▶ Exercise inputs
<<<<
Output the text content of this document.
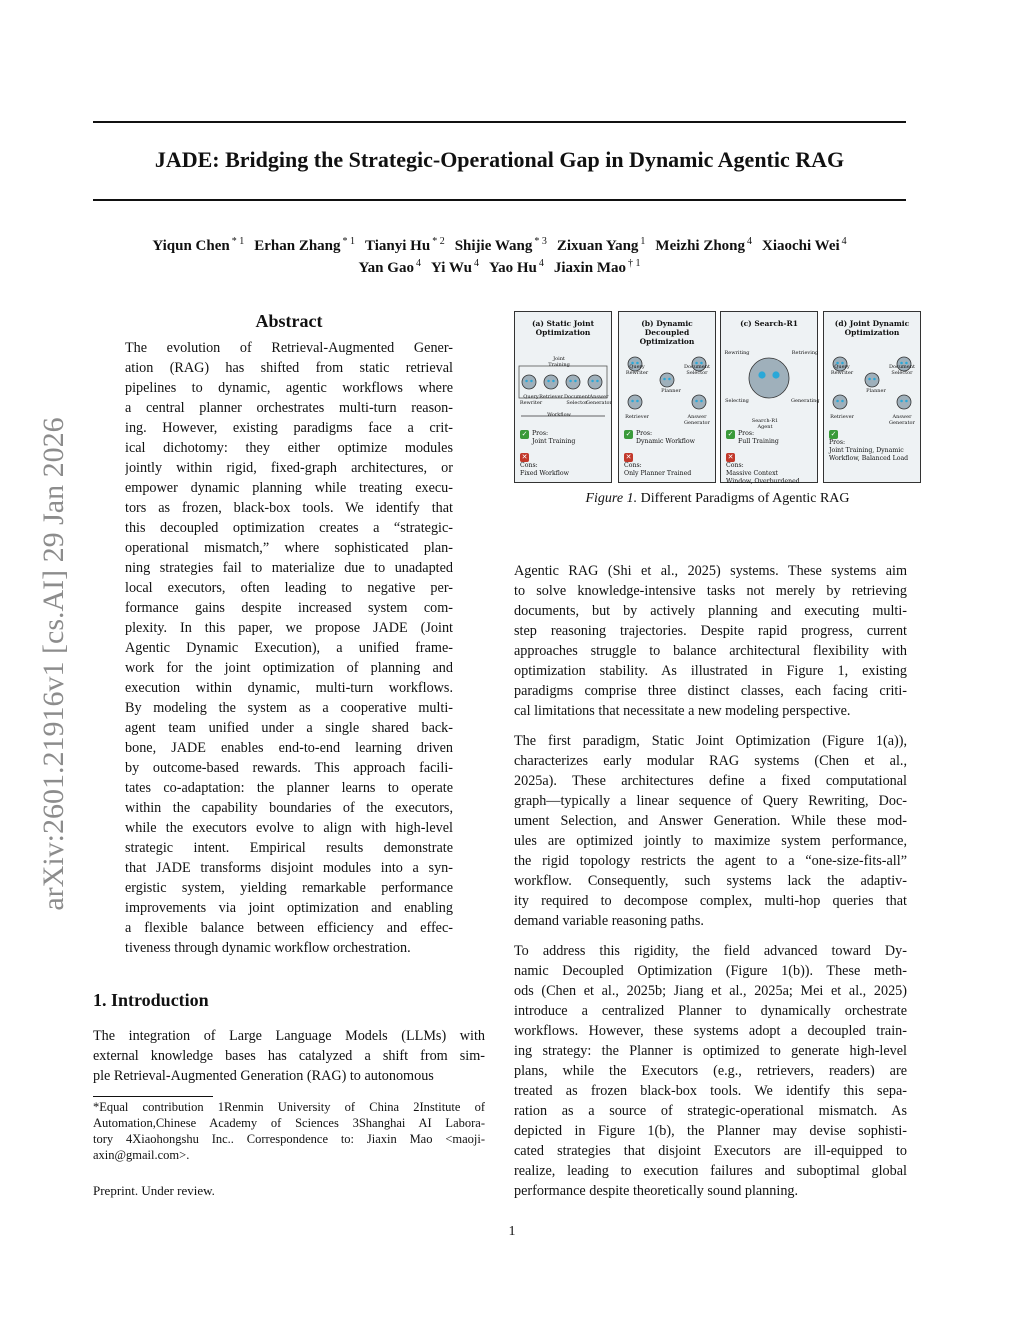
JADE: Bridging the Strategic-Operational Gap in Dynamic Agentic RAG
Yiqun Chen $^{* 1}$ Erhan Zhang $^{* 1}$ Tianyi Hu $^{* 2}$ Shijie Wang $^{* 3}$ Zixuan Yang $^1$ Meizhi Zhong $^4$ Xiaochi Wei $^4$
Yan Gao $^4$ Yi Wu $^4$ Yao Hu $^4$ Jiaxin Mao $^{\dagger 1}$
arXiv:2601.21916v1 [cs.AI] 29 Jan 2026
Abstract
The evolution of Retrieval-Augmented Gener-
ation (RAG) has shifted from static retrieval
pipelines to dynamic, agentic workflows where
a central planner orchestrates multi-turn reason-
ing. However, existing paradigms face a crit-
ical dichotomy: they either optimize modules
jointly within rigid, fixed-graph architectures, or
empower dynamic planning while treating execu-
tors as frozen, black-box tools. We identify that
this decoupled optimization creates a “strategic-
operational mismatch,” where sophisticated plan-
ning strategies fail to materialize due to unadapted
local executors, often leading to negative per-
formance gains despite increased system com-
plexity. In this paper, we propose JADE (Joint
Agentic Dynamic Execution), a unified frame-
work for the joint optimization of planning and
execution within dynamic, multi-turn workflows.
By modeling the system as a cooperative multi-
agent team unified under a single shared back-
bone, JADE enables end-to-end learning driven
by outcome-based rewards. This approach facili-
tates co-adaptation: the planner learns to operate
within the capability boundaries of the executors,
while the executors evolve to align with high-level
strategic intent. Empirical results demonstrate
that JADE transforms disjoint modules into a syn-
ergistic system, yielding remarkable performance
improvements via joint optimization and enabling
a flexible balance between efficiency and effec-
tiveness through dynamic workflow orchestration.
1. Introduction
The integration of Large Language Models (LLMs) with
external knowledge bases has catalyzed a shift from sim-
ple Retrieval-Augmented Generation (RAG) to autonomous
*Equal contribution 1Renmin University of China 2Institute of
Automation,Chinese Academy of Sciences 3Shanghai AI Labora-
tory 4Xiaohongshu Inc.. Correspondence to: Jiaxin Mao <maoji-
axin@gmail.com>.
Preprint. Under review.
1
(a) Static Joint Optimization
Joint Training
Query Rewriter
Retriever Document Selector
Answer Generator
Workflow
✓ Pros:
Joint Training
✕Cons:
Fixed Workflow
(b) Dynamic Decoupled Optimization
Query Rewriter
Document Selector
Planner
Retriever	Answer Generator
✓ Pros:
Dynamic Workflow
✕Cons:
Only Planner Trained
(c) Search-R1
Rewriting	Retrieving
Selecting	Generating
Search-R1 Agent
✓ Pros:
Full Training
✕Cons:
Massive Context Window, Overburdened
(d) Joint Dynamic Optimization
Query Rewriter
Document Selector
Planner
Retriever	Answer Generator
✓Pros:
Joint Training, Dynamic Workflow, Balanced Load
Figure 1. Different Paradigms of Agentic RAG
Agentic RAG (Shi et al., 2025) systems. These systems aim
to solve knowledge-intensive tasks not merely by retrieving
documents, but by actively planning and executing multi-
step reasoning trajectories. Despite rapid progress, current
approaches struggle to balance architectural flexibility with
optimization stability. As illustrated in Figure 1, existing
paradigms comprise three distinct classes, each facing criti-
cal limitations that necessitate a new modeling perspective.
The first paradigm, Static Joint Optimization (Figure 1(a)),
characterizes early modular RAG systems (Chen et al.,
2025a). These architectures define a fixed computational
graph—typically a linear sequence of Query Rewriting, Doc-
ument Selection, and Answer Generation. While these mod-
ules are optimized jointly to maximize system performance,
the rigid topology restricts the agent to a “one-size-fits-all”
workflow. Consequently, such systems lack the adaptiv-
ity required to decompose complex, multi-hop queries that
demand variable reasoning paths.
To address this rigidity, the field advanced toward Dy-
namic Decoupled Optimization (Figure 1(b)). These meth-
ods (Chen et al., 2025b; Jiang et al., 2025a; Mei et al., 2025)
introduce a centralized Planner to dynamically orchestrate
workflows. However, these systems adopt a decoupled train-
ing strategy: the Planner is optimized to generate high-level
plans, while the Executors (e.g., retrievers, readers) are
treated as frozen black-box tools. We identify this sepa-
ration as a source of strategic-operational mismatch. As
depicted in Figure 1(b), the Planner may devise sophisti-
cated strategies that disjoint Executors are ill-equipped to
realize, leading to execution failures and suboptimal global
performance despite theoretically sound planning.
>>>>
Could you reproduce every record above exactly, leaving out the pictures?

▶ The response
Output the text content of this document.
JADE: Bridging the Strategic-Operational Gap in Dynamic Agentic RAG
Yiqun Chen $^{* 1}$ Erhan Zhang $^{* 1}$ Tianyi Hu $^{* 2}$ Shijie Wang $^{* 3}$ Zixuan Yang $^1$ Meizhi Zhong $^4$ Xiaochi Wei $^4$
Yan Gao $^4$ Yi Wu $^4$ Yao Hu $^4$ Jiaxin Mao $^{\dagger 1}$
arXiv:2601.21916v1 [cs.AI] 29 Jan 2026
Abstract
The evolution of Retrieval-Augmented Gener-
ation (RAG) has shifted from static retrieval
pipelines to dynamic, agentic workflows where
a central planner orchestrates multi-turn reason-
ing. However, existing paradigms face a crit-
ical dichotomy: they either optimize modules
jointly within rigid, fixed-graph architectures, or
empower dynamic planning while treating execu-
tors as frozen, black-box tools. We identify that
this decoupled optimization creates a “strategic-
operational mismatch,” where sophisticated plan-
ning strategies fail to materialize due to unadapted
local executors, often leading to negative per-
formance gains despite increased system com-
plexity. In this paper, we propose JADE (Joint
Agentic Dynamic Execution), a unified frame-
work for the joint optimization of planning and
execution within dynamic, multi-turn workflows.
By modeling the system as a cooperative multi-
agent team unified under a single shared back-
bone, JADE enables end-to-end learning driven
by outcome-based rewards. This approach facili-
tates co-adaptation: the planner learns to operate
within the capability boundaries of the executors,
while the executors evolve to align with high-level
strategic intent. Empirical results demonstrate
that JADE transforms disjoint modules into a syn-
ergistic system, yielding remarkable performance
improvements via joint optimization and enabling
a flexible balance between efficiency and effec-
tiveness through dynamic workflow orchestration.
1. Introduction
The integration of Large Language Models (LLMs) with
external knowledge bases has catalyzed a shift from sim-
ple Retrieval-Augmented Generation (RAG) to autonomous
*Equal contribution 1Renmin University of China 2Institute of
Automation,Chinese Academy of Sciences 3Shanghai AI Labora-
tory 4Xiaohongshu Inc.. Correspondence to: Jiaxin Mao <maoji-
axin@gmail.com>.
Preprint. Under review.
1
(a) Static Joint Optimization
Joint Training
Query Rewriter
Retriever Document Selector
Answer Generator
Workflow
✓ Pros:
Joint Training
✕Cons:
Fixed Workflow
(b) Dynamic Decoupled Optimization
Query Rewriter
Document Selector
Planner
Retriever	Answer Generator
✓ Pros:
Dynamic Workflow
✕Cons:
Only Planner Trained
(c) Search-R1
Rewriting	Retrieving
Selecting	Generating
Search-R1 Agent
✓ Pros:
Full Training
✕Cons:
Massive Context Window, Overburdened
(d) Joint Dynamic Optimization
Query Rewriter
Document Selector
Planner
Retriever	Answer Generator
✓Pros:
Joint Training, Dynamic Workflow, Balanced Load
Figure 1. Different Paradigms of Agentic RAG
Agentic RAG (Shi et al., 2025) systems. These systems aim
to solve knowledge-intensive tasks not merely by retrieving
documents, but by actively planning and executing multi-
step reasoning trajectories. Despite rapid progress, current
approaches struggle to balance architectural flexibility with
optimization stability. As illustrated in Figure 1, existing
paradigms comprise three distinct classes, each facing criti-
cal limitations that necessitate a new modeling perspective.
The first paradigm, Static Joint Optimization (Figure 1(a)),
characterizes early modular RAG systems (Chen et al.,
2025a). These architectures define a fixed computational
graph—typically a linear sequence of Query Rewriting, Doc-
ument Selection, and Answer Generation. While these mod-
ules are optimized jointly to maximize system performance,
the rigid topology restricts the agent to a “one-size-fits-all”
workflow. Consequently, such systems lack the adaptiv-
ity required to decompose complex, multi-hop queries that
demand variable reasoning paths.
To address this rigidity, the field advanced toward Dy-
namic Decoupled Optimization (Figure 1(b)). These meth-
ods (Chen et al., 2025b; Jiang et al., 2025a; Mei et al., 2025)
introduce a centralized Planner to dynamically orchestrate
workflows. However, these systems adopt a decoupled train-
ing strategy: the Planner is optimized to generate high-level
plans, while the Executors (e.g., retrievers, readers) are
treated as frozen black-box tools. We identify this sepa-
ration as a source of strategic-operational mismatch. As
depicted in Figure 1(b), the Planner may devise sophisti-
cated strategies that disjoint Executors are ill-equipped to
realize, leading to execution failures and suboptimal global
performance despite theoretically sound planning.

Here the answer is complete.